## Start SOURCE DOCUMENT
And how much wilder even than that, when you realize those fight scenes couldn’t just be pasted into, but had to be skilfully made part of, the story. You see there’s a big, big deal here, that we must be careful not to overlook: these were, in fact, superhero stories. They were in, genuinely in, their genre: plotted that way, written that way, drawn inked and lettered that way. They weren’t really something else, gesturing at one type of action while secretly aiming at another: the action they gestured at was what they hit, because they were what they were, and the action was indeed part of the point. And I don’t think I can overemphasize this, not in 2007 when even the best superhero story seems bound to be (at least in part) nostalgically-motivated, and trickily self-referential. Yes, we might as well admit it: rare is the cape-and-tights story these days that doesn’t seem to feel itself too good for its genre classification. Which is fine, of course; I mean, who cares if it doesn’t? A story’s a story, and all it has to do is be good; it’s a big world, and there’s plenty of room for difference in it. Nevertheless, it does bear remembering that difference is difference: and genre fiction that commits to its typical motifs and set-pieces, even while at the same time pushing their limits, has a different aim than fiction that treats these elements in a desultory way on its road to other achievements. It’s just a different kind of storytelling, plain and simple, so its typical creative challenges (and, most importantly, solutions!) are different, too.

Which brings us back to Omega, whose super-fights reward examination because they’re a particular amplification of Gerber’s general technique: seemingly desultory, but actually integral, without their dreamy coldness and silence the story of James-Michael Starling would perhaps be far less worth reading as it stands…would probably have to be re-thought from scratch. Well, we find another variety of this amplification, this strangely integral superhero-pantomime, in Man-Thing and Howard The Duck too: where even though the monsters are monsters of absurdity, they can still kill you, and you still need to fight them.

And if there’s a word for what this isn’t, it’s arch. Just as Howard’s confrontation with Oprah isn’t arch, and neither are the floor announcements on Woody’s elevator ride to Hell. Because Gerber’s commitment to the values of his genre, just as Woody’s commitment to the values of his authorial perspective — these values that may occasionally, to those audience members not already in love with them, seem perhaps a little slight, or even sometimes old-fashioned — has necessitated a certain kind of approach to material, that more late-coming authors can’t duplicate. Because they didn’t grow up in the constrained compositional space of mainstream Seventies comic books? Yes, exactly; that’s exactly what I’m saying, exactly.
## End SOURCE DOCUMENT
## Start DATASET ENTRIES
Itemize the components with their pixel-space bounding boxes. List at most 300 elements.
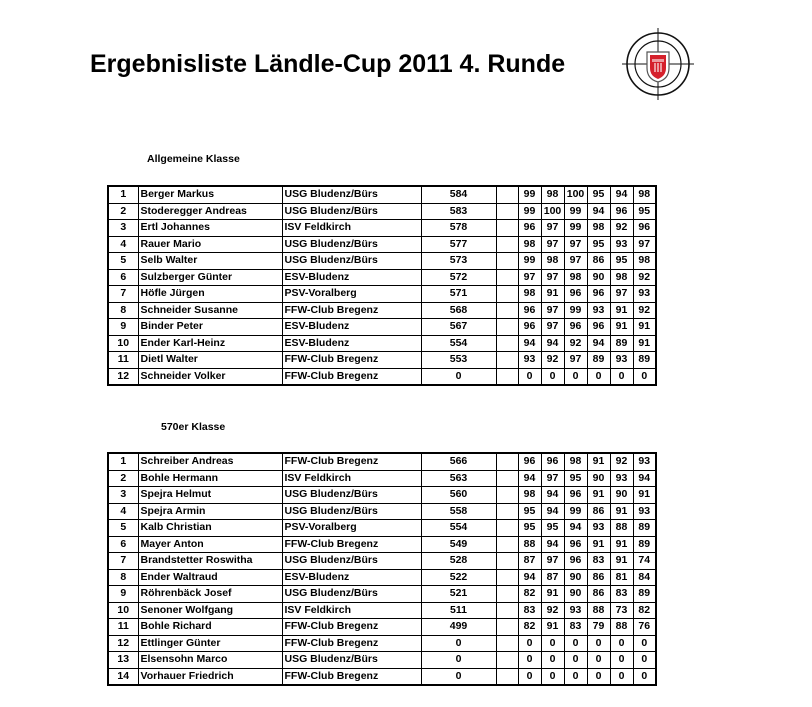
score-cell: 96 <box>564 487 587 504</box>
club-cell: ESV-Bludenz <box>282 335 421 352</box>
spacer-cell <box>496 253 518 270</box>
rank-cell: 12 <box>108 368 138 385</box>
score-cell: 91 <box>541 619 564 636</box>
score-cell: 95 <box>610 253 633 270</box>
spacer-cell <box>496 635 518 652</box>
table-row <box>108 602 656 619</box>
name-cell: Spejra Helmut <box>138 487 282 504</box>
rank-cell: 1 <box>108 453 138 470</box>
club-cell: ISV Feldkirch <box>282 470 421 487</box>
section-title-allgemeine: Allgemeine Klasse <box>147 153 240 165</box>
score-cell: 94 <box>518 470 541 487</box>
score-cell: 90 <box>587 470 610 487</box>
spacer-cell <box>496 487 518 504</box>
table-row <box>108 319 656 336</box>
score-cell: 93 <box>633 286 656 303</box>
score-cell: 89 <box>633 536 656 553</box>
spacer-cell <box>496 186 518 203</box>
spacer-cell <box>496 352 518 369</box>
score-cell: 91 <box>541 286 564 303</box>
spacer-cell <box>496 335 518 352</box>
rank-cell: 7 <box>108 553 138 570</box>
score-cell: 97 <box>541 319 564 336</box>
score-cell: 98 <box>587 220 610 237</box>
club-cell: FFW-Club Bregenz <box>282 668 421 685</box>
table-row <box>108 286 656 303</box>
score-cell: 98 <box>541 253 564 270</box>
club-cell: ESV-Bludenz <box>282 319 421 336</box>
club-cell: ISV Feldkirch <box>282 220 421 237</box>
score-cell: 97 <box>610 286 633 303</box>
club-cell: FFW-Club Bregenz <box>282 619 421 636</box>
score-cell: 76 <box>633 619 656 636</box>
spacer-cell <box>496 470 518 487</box>
spacer-cell <box>496 602 518 619</box>
score-cell: 93 <box>564 602 587 619</box>
score-cell: 98 <box>541 186 564 203</box>
total-cell: 499 <box>421 619 496 636</box>
score-cell: 97 <box>541 269 564 286</box>
score-cell: 98 <box>564 453 587 470</box>
rank-cell: 3 <box>108 220 138 237</box>
rank-cell: 6 <box>108 269 138 286</box>
score-cell: 99 <box>564 220 587 237</box>
score-cell: 98 <box>633 186 656 203</box>
score-cell: 0 <box>610 635 633 652</box>
rank-cell: 5 <box>108 520 138 537</box>
score-cell: 83 <box>610 586 633 603</box>
score-cell: 99 <box>564 503 587 520</box>
table-row <box>108 619 656 636</box>
club-cell: USG Bludenz/Bürs <box>282 186 421 203</box>
score-cell: 0 <box>633 368 656 385</box>
total-cell: 528 <box>421 553 496 570</box>
total-cell: 553 <box>421 352 496 369</box>
table-row <box>108 220 656 237</box>
score-cell: 0 <box>633 652 656 669</box>
name-cell: Ettlinger Günter <box>138 635 282 652</box>
score-cell: 83 <box>518 602 541 619</box>
score-cell: 91 <box>587 487 610 504</box>
name-cell: Spejra Armin <box>138 503 282 520</box>
spacer-cell <box>496 269 518 286</box>
score-cell: 93 <box>633 503 656 520</box>
score-cell: 99 <box>518 186 541 203</box>
score-cell: 96 <box>564 319 587 336</box>
page-title: Ergebnisliste Ländle-Cup 2011 4. Runde <box>90 50 566 78</box>
score-cell: 0 <box>633 635 656 652</box>
score-cell: 0 <box>564 652 587 669</box>
table-row <box>108 335 656 352</box>
name-cell: Rauer Mario <box>138 236 282 253</box>
score-cell: 88 <box>518 536 541 553</box>
score-cell: 94 <box>518 569 541 586</box>
score-cell: 92 <box>541 352 564 369</box>
spacer-cell <box>496 319 518 336</box>
score-cell: 88 <box>610 520 633 537</box>
score-cell: 95 <box>587 236 610 253</box>
rank-cell: 2 <box>108 470 138 487</box>
score-cell: 91 <box>541 586 564 603</box>
score-cell: 74 <box>633 553 656 570</box>
score-cell: 0 <box>518 635 541 652</box>
score-cell: 91 <box>610 302 633 319</box>
total-cell: 511 <box>421 602 496 619</box>
score-cell: 0 <box>587 368 610 385</box>
rank-cell: 4 <box>108 236 138 253</box>
score-cell: 96 <box>518 453 541 470</box>
total-cell: 583 <box>421 203 496 220</box>
score-cell: 97 <box>541 470 564 487</box>
spacer-cell <box>496 236 518 253</box>
table-row <box>108 203 656 220</box>
rank-cell: 11 <box>108 619 138 636</box>
total-cell: 578 <box>421 220 496 237</box>
score-cell: 0 <box>518 652 541 669</box>
rank-cell: 10 <box>108 335 138 352</box>
spacer-cell <box>496 553 518 570</box>
name-cell: Elsensohn Marco <box>138 652 282 669</box>
score-cell: 0 <box>518 368 541 385</box>
table-row <box>108 569 656 586</box>
score-cell: 96 <box>564 286 587 303</box>
score-cell: 82 <box>518 619 541 636</box>
score-cell: 94 <box>541 335 564 352</box>
results-table-570er <box>107 452 657 686</box>
total-cell: 572 <box>421 269 496 286</box>
score-cell: 89 <box>587 352 610 369</box>
score-cell: 87 <box>518 553 541 570</box>
spacer-cell <box>496 453 518 470</box>
spacer-cell <box>496 619 518 636</box>
score-cell: 86 <box>587 503 610 520</box>
name-cell: Ender Karl-Heinz <box>138 335 282 352</box>
rank-cell: 12 <box>108 635 138 652</box>
club-cell: USG Bludenz/Bürs <box>282 236 421 253</box>
rank-cell: 4 <box>108 503 138 520</box>
score-cell: 0 <box>541 368 564 385</box>
score-cell: 91 <box>610 536 633 553</box>
score-cell: 90 <box>564 586 587 603</box>
score-cell: 96 <box>587 286 610 303</box>
score-cell: 99 <box>518 203 541 220</box>
rank-cell: 13 <box>108 652 138 669</box>
score-cell: 86 <box>587 586 610 603</box>
spacer-cell <box>496 203 518 220</box>
table-row <box>108 553 656 570</box>
score-cell: 91 <box>633 335 656 352</box>
table-row <box>108 503 656 520</box>
total-cell: 563 <box>421 470 496 487</box>
score-cell: 0 <box>564 368 587 385</box>
score-cell: 0 <box>541 652 564 669</box>
total-cell: 0 <box>421 635 496 652</box>
club-cell: ESV-Bludenz <box>282 269 421 286</box>
table-row <box>108 536 656 553</box>
target-crest-icon <box>622 28 694 100</box>
rank-cell: 10 <box>108 602 138 619</box>
score-cell: 92 <box>633 302 656 319</box>
score-cell: 95 <box>541 520 564 537</box>
score-cell: 100 <box>564 186 587 203</box>
score-cell: 90 <box>564 569 587 586</box>
spacer-cell <box>496 536 518 553</box>
score-cell: 84 <box>633 569 656 586</box>
score-cell: 82 <box>518 586 541 603</box>
table-row <box>108 368 656 385</box>
score-cell: 91 <box>610 553 633 570</box>
spacer-cell <box>496 586 518 603</box>
spacer-cell <box>496 652 518 669</box>
rank-cell: 7 <box>108 286 138 303</box>
club-cell: FFW-Club Bregenz <box>282 368 421 385</box>
score-cell: 82 <box>633 602 656 619</box>
score-cell: 0 <box>587 652 610 669</box>
results-table-allgemeine <box>107 185 657 386</box>
score-cell: 73 <box>610 602 633 619</box>
score-cell: 0 <box>587 668 610 685</box>
total-cell: 577 <box>421 236 496 253</box>
score-cell: 95 <box>633 203 656 220</box>
score-cell: 93 <box>610 470 633 487</box>
score-cell: 0 <box>610 652 633 669</box>
spacer-cell <box>496 368 518 385</box>
score-cell: 94 <box>587 335 610 352</box>
score-cell: 91 <box>633 319 656 336</box>
score-cell: 96 <box>541 453 564 470</box>
score-cell: 100 <box>541 203 564 220</box>
club-cell: USG Bludenz/Bürs <box>282 553 421 570</box>
club-cell: FFW-Club Bregenz <box>282 635 421 652</box>
score-cell: 96 <box>518 302 541 319</box>
score-cell: 88 <box>587 602 610 619</box>
score-cell: 97 <box>541 220 564 237</box>
score-cell: 96 <box>587 319 610 336</box>
table-row <box>108 253 656 270</box>
score-cell: 91 <box>587 536 610 553</box>
score-cell: 93 <box>610 236 633 253</box>
score-cell: 98 <box>633 253 656 270</box>
score-cell: 92 <box>610 453 633 470</box>
score-cell: 97 <box>541 236 564 253</box>
rank-cell: 9 <box>108 586 138 603</box>
table-row <box>108 470 656 487</box>
name-cell: Berger Markus <box>138 186 282 203</box>
score-cell: 93 <box>610 352 633 369</box>
score-cell: 0 <box>541 635 564 652</box>
score-cell: 95 <box>587 186 610 203</box>
score-cell: 97 <box>541 302 564 319</box>
club-cell: FFW-Club Bregenz <box>282 453 421 470</box>
name-cell: Ertl Johannes <box>138 220 282 237</box>
name-cell: Bohle Richard <box>138 619 282 636</box>
table-row <box>108 586 656 603</box>
score-cell: 86 <box>587 569 610 586</box>
score-cell: 98 <box>610 269 633 286</box>
club-cell: ESV-Bludenz <box>282 569 421 586</box>
total-cell: 521 <box>421 586 496 603</box>
club-cell: USG Bludenz/Bürs <box>282 652 421 669</box>
score-cell: 97 <box>518 269 541 286</box>
name-cell: Binder Peter <box>138 319 282 336</box>
score-cell: 96 <box>518 319 541 336</box>
score-cell: 0 <box>633 668 656 685</box>
spacer-cell <box>496 220 518 237</box>
club-cell: FFW-Club Bregenz <box>282 352 421 369</box>
score-cell: 90 <box>610 487 633 504</box>
club-cell: USG Bludenz/Bürs <box>282 503 421 520</box>
rank-cell: 1 <box>108 186 138 203</box>
score-cell: 92 <box>633 269 656 286</box>
score-cell: 92 <box>610 220 633 237</box>
score-cell: 89 <box>633 352 656 369</box>
score-cell: 0 <box>564 635 587 652</box>
total-cell: 567 <box>421 319 496 336</box>
table-row <box>108 652 656 669</box>
score-cell: 91 <box>587 453 610 470</box>
spacer-cell <box>496 286 518 303</box>
score-cell: 96 <box>610 203 633 220</box>
score-cell: 79 <box>587 619 610 636</box>
score-cell: 97 <box>541 553 564 570</box>
score-cell: 0 <box>610 368 633 385</box>
table-row <box>108 668 656 685</box>
table-row <box>108 302 656 319</box>
name-cell: Stoderegger Andreas <box>138 203 282 220</box>
score-cell: 94 <box>564 520 587 537</box>
club-cell: FFW-Club Bregenz <box>282 302 421 319</box>
total-cell: 522 <box>421 569 496 586</box>
score-cell: 98 <box>518 286 541 303</box>
score-cell: 97 <box>564 236 587 253</box>
score-cell: 89 <box>633 520 656 537</box>
score-cell: 93 <box>587 520 610 537</box>
spacer-cell <box>496 302 518 319</box>
score-cell: 96 <box>633 220 656 237</box>
rank-cell: 3 <box>108 487 138 504</box>
table-row <box>108 236 656 253</box>
name-cell: Schneider Volker <box>138 368 282 385</box>
club-cell: ISV Feldkirch <box>282 602 421 619</box>
table-row <box>108 635 656 652</box>
total-cell: 549 <box>421 536 496 553</box>
table-row <box>108 352 656 369</box>
rank-cell: 2 <box>108 203 138 220</box>
score-cell: 99 <box>564 203 587 220</box>
score-cell: 96 <box>564 536 587 553</box>
name-cell: Röhrenbäck Josef <box>138 586 282 603</box>
name-cell: Brandstetter Roswitha <box>138 553 282 570</box>
score-cell: 93 <box>633 453 656 470</box>
score-cell: 81 <box>610 569 633 586</box>
club-cell: USG Bludenz/Bürs <box>282 487 421 504</box>
total-cell: 554 <box>421 335 496 352</box>
table-row <box>108 453 656 470</box>
score-cell: 97 <box>564 352 587 369</box>
club-cell: USG Bludenz/Bürs <box>282 586 421 603</box>
score-cell: 91 <box>610 503 633 520</box>
total-cell: 0 <box>421 652 496 669</box>
name-cell: Schreiber Andreas <box>138 453 282 470</box>
score-cell: 83 <box>587 553 610 570</box>
club-cell: USG Bludenz/Bürs <box>282 203 421 220</box>
rank-cell: 5 <box>108 253 138 270</box>
rank-cell: 14 <box>108 668 138 685</box>
score-cell: 86 <box>587 253 610 270</box>
score-cell: 99 <box>564 302 587 319</box>
rank-cell: 9 <box>108 319 138 336</box>
section-title-570er: 570er Klasse <box>161 421 226 433</box>
score-cell: 0 <box>564 668 587 685</box>
table-row <box>108 269 656 286</box>
score-cell: 92 <box>541 602 564 619</box>
spacer-cell <box>496 569 518 586</box>
name-cell: Vorhauer Friedrich <box>138 668 282 685</box>
score-cell: 97 <box>633 236 656 253</box>
name-cell: Senoner Wolfgang <box>138 602 282 619</box>
club-cell: PSV-Voralberg <box>282 520 421 537</box>
name-cell: Ender Waltraud <box>138 569 282 586</box>
name-cell: Bohle Hermann <box>138 470 282 487</box>
score-cell: 98 <box>564 269 587 286</box>
score-cell: 94 <box>610 186 633 203</box>
score-cell: 99 <box>518 253 541 270</box>
score-cell: 90 <box>587 269 610 286</box>
score-cell: 94 <box>587 203 610 220</box>
club-cell: USG Bludenz/Bürs <box>282 253 421 270</box>
score-cell: 94 <box>633 470 656 487</box>
rank-cell: 8 <box>108 569 138 586</box>
score-cell: 87 <box>541 569 564 586</box>
score-cell: 0 <box>518 668 541 685</box>
name-cell: Dietl Walter <box>138 352 282 369</box>
name-cell: Selb Walter <box>138 253 282 270</box>
score-cell: 93 <box>518 352 541 369</box>
table-row <box>108 520 656 537</box>
total-cell: 0 <box>421 668 496 685</box>
name-cell: Mayer Anton <box>138 536 282 553</box>
spacer-cell <box>496 520 518 537</box>
score-cell: 0 <box>587 635 610 652</box>
score-cell: 89 <box>610 335 633 352</box>
rank-cell: 6 <box>108 536 138 553</box>
score-cell: 0 <box>541 668 564 685</box>
total-cell: 566 <box>421 453 496 470</box>
spacer-cell <box>496 503 518 520</box>
table-row <box>108 487 656 504</box>
club-cell: FFW-Club Bregenz <box>282 536 421 553</box>
score-cell: 98 <box>518 487 541 504</box>
score-cell: 95 <box>518 503 541 520</box>
name-cell: Kalb Christian <box>138 520 282 537</box>
score-cell: 91 <box>610 319 633 336</box>
spacer-cell <box>496 668 518 685</box>
total-cell: 584 <box>421 186 496 203</box>
name-cell: Sulzberger Günter <box>138 269 282 286</box>
score-cell: 89 <box>633 586 656 603</box>
score-cell: 93 <box>587 302 610 319</box>
score-cell: 91 <box>633 487 656 504</box>
score-cell: 94 <box>541 503 564 520</box>
total-cell: 573 <box>421 253 496 270</box>
total-cell: 558 <box>421 503 496 520</box>
table-row <box>108 186 656 203</box>
name-cell: Höfle Jürgen <box>138 286 282 303</box>
rank-cell: 8 <box>108 302 138 319</box>
total-cell: 0 <box>421 368 496 385</box>
total-cell: 568 <box>421 302 496 319</box>
score-cell: 95 <box>564 470 587 487</box>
## End DATASET ENTRIES
GOAL: In the text on Gerber's superhero comics, besides Omega, which two titles are said to show the same strangely integral superhero-pantomime?

CORRECT ANSWER: Man-Thing and Howard The Duck.